原文:
%%
コロナ禍が明けて各地で多くのイベントが開催されるようになり、イベント業界にも活気が戻ってきました。そのような状況の中で、イベントを企画運営するイベントプランナーの仕事に興味を示す人も多いのではないでしょうか。
本記事では、イベントプランナーに転職を考えている人のために、持っていると有利になる資格や、向いている人の特徴などを解説しています。転職活動の参考として、理想の自分になれる一助になれば幸いです。
目次
イベントプランナーの仕事内容
イベントを実現するためには、イベント開催まで企画からいくつもの行程を経る必要があります。ここでは、イベントプランナーの実際の仕事内容について解説します。これからイベントプランナーへの転職を考えるための、参考にしてみてください。
イベントの企画
イベントの開催目的を理解し、市場調査や分析をした上で効果的なイベントプランを立案します。集客できそうなイベントの立案は、イベントプランナーの腕の見せどころです。自社開催の場合もあれば、クライアントから依頼されて開催する場合もあります。
クライアントから依頼されたイベントの場合は、クライアントにプランをプレゼンし、相談を重ね、修正を行いながら内容を固めていきます。スポンサーや協賛者を募り、イベント開催のための資金を集めるのもイベントプランナーの大事な仕事です。
準備と制作
イベントの企画が固まり実施が確定したら、実施概要書を作成します。イベントの目的やターゲットを明確にし、どのような会場を使うか、内容や演出はどうするかなどをまとめておくことで、各部署のスタッフが周知しやすくなるのがメリットです。
次に、開催までのスケジュールを作成します。どのように準備を進めていくか、目安となるスケジュールを決めて作業の担当者も振り分けておくと、役割が明確になり進行がスムーズになるでしょう。
会場を押さえたり、協力会社やスタッフを募集したりすることもイベントプランナーの仕事です。スケジュールを元にイベントの準備(イベントのプログラムやコンテンツ作成など)を進めながら、集客を目的とした告知方法を検討します。予算がかけられない場合でも、近年ではSNSなどを使って、広く告知することが可能となりました。
運営
イベント当日は、トラブルなくスムーズなイベント運営ができるよう、責任者として全体を取り仕切ります。音響、照明などを手がける各分野の職人やスタッフをまとめる手腕と、予想外の事態にも対応できる柔軟な判断力や対応力も必要になります。
イベントプランナーの平均年収
イベントプランナーの給与や年収は、所属する会社の規模や、どのような会社に所属するかで大きく変動します。一般的には、大手企業の方が中小企業よりも年収は高く、また、学歴も中卒よりは大卒の方が年収が高くなる傾向です。
以下、厚生労働省の調査データを元にして、会社の規模別に年収をまとめました。すべて性別、年齢、学歴の平均値です。ただし、広告業としてのデータなので、イベントプランナー以外の職種のデータも含まれます。
%%
提供資料:
%%
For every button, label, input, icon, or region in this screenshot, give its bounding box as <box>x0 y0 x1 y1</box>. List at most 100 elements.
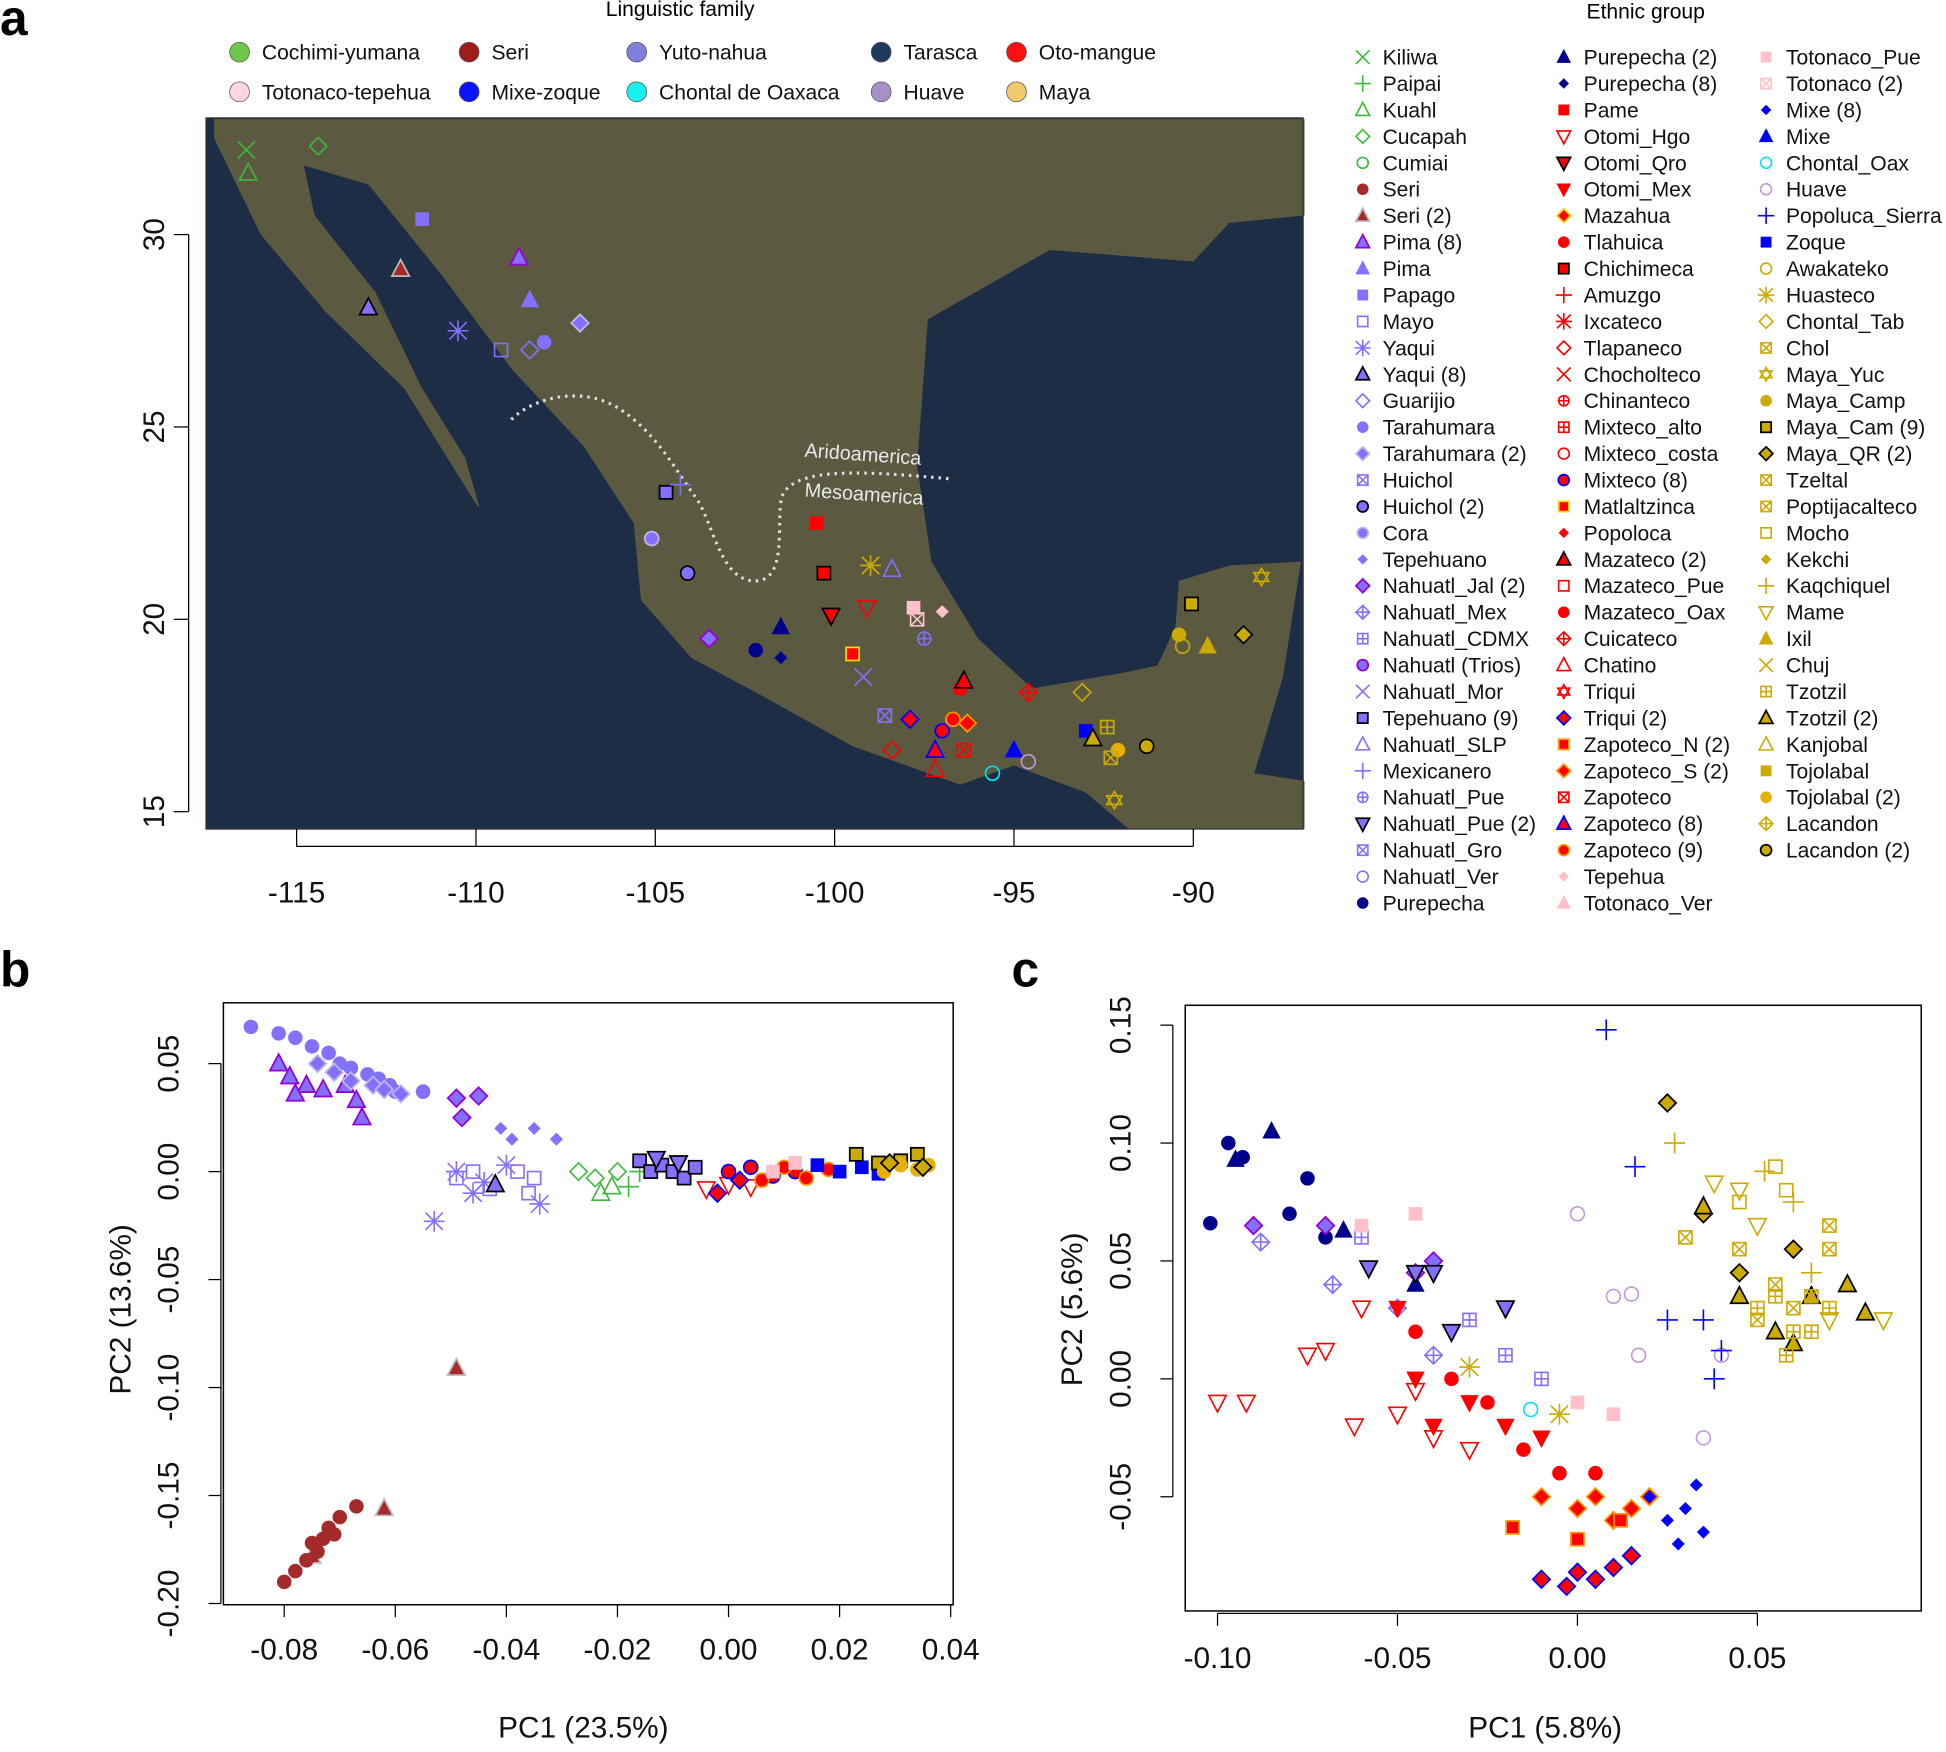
scatter-point <box>465 1164 481 1179</box>
ethnic-legend-marker-icon <box>1555 709 1572 727</box>
scatter-point <box>1642 1490 1656 1504</box>
ethnic-legend-marker-icon <box>1354 817 1371 834</box>
ethnic-legend-marker-icon <box>1354 364 1371 381</box>
scatter-point <box>1778 1347 1794 1363</box>
ethnic-legend-label: Ixil <box>1786 628 1812 651</box>
ethnic-legend-marker-icon <box>1760 236 1772 248</box>
scatter-point <box>549 1132 563 1146</box>
scatter-point <box>529 1193 551 1215</box>
ethnic-legend-label: Otomi_Mex <box>1584 179 1692 202</box>
ethnic-legend-marker-icon <box>1558 606 1570 619</box>
ethnic-legend-marker-icon <box>1354 75 1371 92</box>
ethnic-legend-label: Otomi_Hgo <box>1584 126 1691 149</box>
ethnic-legend-label: Cora <box>1383 522 1429 545</box>
x-tick-label: 0.02 <box>811 1633 869 1666</box>
ethnic-legend-label: Seri (2) <box>1383 205 1452 228</box>
map-marker <box>447 320 469 342</box>
map-marker <box>658 484 674 500</box>
scatter-point <box>1226 1149 1245 1167</box>
ethnic-legend-marker-icon <box>1758 445 1775 462</box>
map-marker <box>308 136 328 156</box>
map-marker <box>900 709 920 730</box>
ethnic-legend-label: Tzotzil (2) <box>1786 707 1879 730</box>
scatter-point <box>1765 1320 1786 1340</box>
map-marker <box>934 723 951 739</box>
map-marker <box>925 758 946 778</box>
ethnic-legend-marker-icon <box>1354 735 1371 751</box>
scatter-point <box>1207 1394 1228 1414</box>
map-marker <box>748 642 763 658</box>
ethnic-legend-label: Chatino <box>1584 655 1657 678</box>
ethnic-legend-marker-icon <box>1356 526 1370 540</box>
scatter-point <box>1623 1286 1640 1302</box>
scatter-point <box>324 1062 345 1083</box>
family-swatch <box>870 81 892 103</box>
map-marker <box>1105 789 1124 811</box>
ethnic-legend-marker-icon <box>1760 421 1773 434</box>
ethnic-legend-marker-icon <box>1757 577 1775 594</box>
scatter-point <box>1354 1230 1369 1245</box>
scatter-point <box>1354 1218 1369 1233</box>
scatter-point <box>1495 1300 1516 1320</box>
scatter-point <box>832 1164 847 1179</box>
map-marker <box>956 742 972 758</box>
map-marker <box>856 600 877 620</box>
scatter-point <box>462 1182 484 1204</box>
scatter-point <box>601 1175 622 1195</box>
x-tick-label: 0.00 <box>1548 1642 1606 1675</box>
scatter-point <box>288 1563 303 1579</box>
ethnic-legend-label: Awakateko <box>1786 258 1889 281</box>
x-tick-label: -0.04 <box>472 1633 540 1666</box>
scatter-point <box>1534 1371 1549 1387</box>
ethnic-legend-marker-icon <box>1760 394 1772 407</box>
ethnic-legend-marker-icon <box>1759 843 1773 857</box>
ethnic-legend-label: Totonaco_Pue <box>1786 47 1921 70</box>
scatter-point <box>1531 1486 1552 1507</box>
scatter-point <box>1460 1395 1479 1413</box>
scatter-point <box>1660 1513 1674 1527</box>
scatter-point <box>288 1030 303 1045</box>
scatter-point <box>1729 1182 1750 1202</box>
family-swatch <box>626 41 647 63</box>
scatter-point <box>321 1045 336 1061</box>
ethnic-legend-marker-icon <box>1557 843 1571 857</box>
ethnic-legend-label: Totonaco (2) <box>1786 73 1903 96</box>
ethnic-legend-marker-icon <box>1557 579 1570 592</box>
scatter-point <box>1695 1430 1712 1446</box>
scatter-point <box>618 1176 639 1198</box>
ethnic-legend-label: Maya_Camp <box>1786 390 1906 413</box>
map-marker <box>957 713 978 734</box>
plot-frame <box>222 1002 954 1606</box>
ethnic-legend-label: Nahuatl_Ver <box>1383 866 1499 889</box>
scatter-point <box>1462 1312 1477 1328</box>
scatter-point <box>494 1121 508 1135</box>
ethnic-legend-label: Tepehuano (9) <box>1383 707 1519 730</box>
scatter-point <box>299 1553 314 1568</box>
scatter-point <box>1778 1182 1794 1198</box>
scatter-point <box>568 1161 589 1182</box>
scatter-point <box>307 1053 328 1074</box>
ethnic-legend-marker-icon <box>1555 156 1573 173</box>
scatter-point <box>632 1153 648 1169</box>
scatter-point <box>390 1083 411 1104</box>
ethnic-legend-marker-icon <box>1558 236 1570 248</box>
scatter-point <box>1424 1418 1443 1437</box>
ethnic-legend-label: Chol <box>1786 337 1829 360</box>
ethnic-legend-marker-icon <box>1356 658 1370 672</box>
ethnic-legend-label: Yaqui (8) <box>1383 364 1467 387</box>
y-tick-label: 0.15 <box>1105 996 1138 1054</box>
scatter-point <box>1203 1215 1218 1231</box>
map-marker <box>1252 566 1271 588</box>
ethnic-legend-label: Mixe <box>1786 126 1831 149</box>
ethnic-legend-marker-icon <box>1356 844 1369 857</box>
scatter-point <box>1729 1284 1750 1305</box>
map-marker <box>877 708 893 723</box>
ethnic-legend-marker-icon <box>1356 632 1369 645</box>
ethnic-legend-marker-icon <box>1354 392 1371 409</box>
x-tick-label: -0.02 <box>584 1633 652 1666</box>
scatter-point <box>1300 1171 1315 1186</box>
x-tick-label: -0.05 <box>1364 1642 1432 1675</box>
x-tick-label: 0.04 <box>922 1633 980 1666</box>
scatter-point <box>1588 1465 1603 1481</box>
scatter-point <box>374 1497 395 1517</box>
%%
課題 A:
イベントプランナーの解説文では、企画が固まって実施が確定した後に実施概要書を作成するのはなぜだとしていますか。1〜3文で説明してください。
課題 B:
一覧のうち、「scatter-point <box>465 1164 481 1179</box>」を含む行に始まり「scatter-point <box>549 1132 563 1146</box>」を含む行で終わる部分だけを書き出してください。その際、「ethnic-legend-label」を「legend-label」に差し替え、ほかはそのままにしてください。

解答例 A:
イベントの目的やターゲットを明確にし、使う会場や内容、演出などをまとめておくと、各部署のスタッフに周知しやすくなるからです。

解答例 B:
scatter-point <box>465 1164 481 1179</box>
ethnic-legend-marker-icon <box>1555 709 1572 727</box>
scatter-point <box>1642 1490 1656 1504</box>
ethnic-legend-marker-icon <box>1354 817 1371 834</box>
ethnic-legend-marker-icon <box>1354 364 1371 381</box>
scatter-point <box>1778 1347 1794 1363</box>
legend-label: Ixil <box>1786 628 1812 651</box>
ethnic-legend-marker-icon <box>1760 236 1772 248</box>
scatter-point <box>549 1132 563 1146</box>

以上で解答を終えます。